**Work request A**:
In the post about a father's Alzheimer's, why did the writer begin driving the father to work in the fall of 1993? Answer in one to three sentences.
**Work request B**:
Duplicate the stretch of the post about a father's Alzheimer's from "My dad kept" through "let him go.".
**Work request C**:
In the post about a father's Alzheimer's, what year did the writer graduate from high school?

*** Text shown Section Begins ***

Monday, June 28, 2010

How Alzheimer's Had an Impact on Me (Brief Synopsis)

My dad began experiencing early onset Alzheimer's when I was in High School. His mother died of Alzheimer's, his older sister died of Alzheimer's, and 2 of his other sisters died of brain aneurysms. We noticed the little things he did that pointed in this general direction fairly early. Paul W. Falkner, my dad, was a highly intelligent man and could fix just about anything. If he didn't have a part to fix it, he would create one from scratch. He started putting masking tape notes on things to serve as reminders. His coffee pot would have a note that said, "take out the trash". The bathroom mirror had a note that said, "brush teeth". Little things like that. Then his brief case became a post it note board...pick up snacks for work, fill up with gas, buy cigarettes. His job had him under evaluation and he was sent to a Psychiatrist. I remember the call I got from my mom the spring after I graduated high school (1993) informing me that the Psychiatrist confirmed our biggest fears. Early onset Alzheimer's...dementia...

My dad kept working at lower and lower capacities. I began driving my dad back and forth to work after his summer vacation in fall 93. He got up to go to work after his 3 week annual summer vacation and forgot how to drive. He walked up to his (my parent's) bedroom, sat at the end of the bed and told my mom that he didn't know how to get to work. The company was buying him time by setting him up on the loading dock. This lasted for a while...until he had his 30 years in and they let him go.

*** Text shown Section Ends ***
*** Information provided Section Begins ***

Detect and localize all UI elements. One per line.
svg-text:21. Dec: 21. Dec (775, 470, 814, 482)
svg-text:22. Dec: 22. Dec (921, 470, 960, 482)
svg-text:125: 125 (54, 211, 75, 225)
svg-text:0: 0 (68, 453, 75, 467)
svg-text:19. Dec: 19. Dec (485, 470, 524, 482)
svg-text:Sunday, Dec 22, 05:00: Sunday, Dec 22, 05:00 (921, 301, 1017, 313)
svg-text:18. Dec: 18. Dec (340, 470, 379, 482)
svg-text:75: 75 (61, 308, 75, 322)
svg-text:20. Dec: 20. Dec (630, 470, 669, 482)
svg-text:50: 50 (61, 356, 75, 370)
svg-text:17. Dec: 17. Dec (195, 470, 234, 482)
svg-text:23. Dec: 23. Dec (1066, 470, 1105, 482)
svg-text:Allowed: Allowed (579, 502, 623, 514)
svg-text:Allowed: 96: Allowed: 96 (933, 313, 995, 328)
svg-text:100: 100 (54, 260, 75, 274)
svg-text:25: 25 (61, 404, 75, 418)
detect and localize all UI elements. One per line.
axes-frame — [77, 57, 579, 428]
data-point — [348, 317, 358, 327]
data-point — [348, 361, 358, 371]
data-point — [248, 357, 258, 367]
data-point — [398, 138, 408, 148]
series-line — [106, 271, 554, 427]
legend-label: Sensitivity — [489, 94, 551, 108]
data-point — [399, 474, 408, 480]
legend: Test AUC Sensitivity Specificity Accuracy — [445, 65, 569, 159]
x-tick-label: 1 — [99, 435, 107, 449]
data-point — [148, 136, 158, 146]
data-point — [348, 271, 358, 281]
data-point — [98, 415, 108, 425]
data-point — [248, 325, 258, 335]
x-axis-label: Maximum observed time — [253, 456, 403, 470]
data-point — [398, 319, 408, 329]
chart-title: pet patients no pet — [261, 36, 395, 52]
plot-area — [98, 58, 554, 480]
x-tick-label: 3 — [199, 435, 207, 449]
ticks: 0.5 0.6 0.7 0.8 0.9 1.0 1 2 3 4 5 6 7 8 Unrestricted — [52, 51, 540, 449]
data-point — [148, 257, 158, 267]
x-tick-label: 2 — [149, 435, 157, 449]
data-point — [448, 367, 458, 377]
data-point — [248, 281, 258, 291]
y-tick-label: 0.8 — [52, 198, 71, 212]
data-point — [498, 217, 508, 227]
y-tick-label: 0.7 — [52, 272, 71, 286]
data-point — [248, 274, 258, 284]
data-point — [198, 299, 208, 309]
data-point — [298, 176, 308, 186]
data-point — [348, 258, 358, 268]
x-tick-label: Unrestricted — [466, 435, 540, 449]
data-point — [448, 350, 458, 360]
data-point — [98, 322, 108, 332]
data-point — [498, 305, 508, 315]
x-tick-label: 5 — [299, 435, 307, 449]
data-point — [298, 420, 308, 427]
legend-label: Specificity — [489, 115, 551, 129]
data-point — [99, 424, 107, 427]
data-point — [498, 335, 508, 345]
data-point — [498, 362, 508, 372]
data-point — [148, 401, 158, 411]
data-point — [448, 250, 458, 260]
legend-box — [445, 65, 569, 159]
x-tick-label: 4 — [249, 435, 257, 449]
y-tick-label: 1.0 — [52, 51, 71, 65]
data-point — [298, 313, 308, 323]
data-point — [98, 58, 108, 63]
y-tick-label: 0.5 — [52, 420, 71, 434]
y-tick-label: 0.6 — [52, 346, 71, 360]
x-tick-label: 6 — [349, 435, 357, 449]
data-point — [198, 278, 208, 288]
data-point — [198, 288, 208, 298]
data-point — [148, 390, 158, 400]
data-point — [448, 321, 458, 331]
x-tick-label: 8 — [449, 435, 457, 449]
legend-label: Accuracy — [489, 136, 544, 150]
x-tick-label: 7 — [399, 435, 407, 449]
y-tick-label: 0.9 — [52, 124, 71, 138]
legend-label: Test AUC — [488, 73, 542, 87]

*** Information provided Section Ends ***

**Answer space A**:
After his three-week annual summer vacation, the father got up to go to work and had forgotten how to drive. He sat at the end of the bed and told the writer's mom that he didn't know how to get to work.

**Answer space B**:
My dad kept working at lower and lower capacities. I began driving my dad back and forth to work after his summer vacation in fall 93. He got up to go to work after his 3 week annual summer vacation and forgot how to drive. He walked up to his (my parent's) bedroom, sat at the end of the bed and told my mom that he didn't know how to get to work. The company was buying him time by setting him up on the loading dock. This lasted for a while...until he had his 30 years in and they let him go.

**Answer space C**:
1993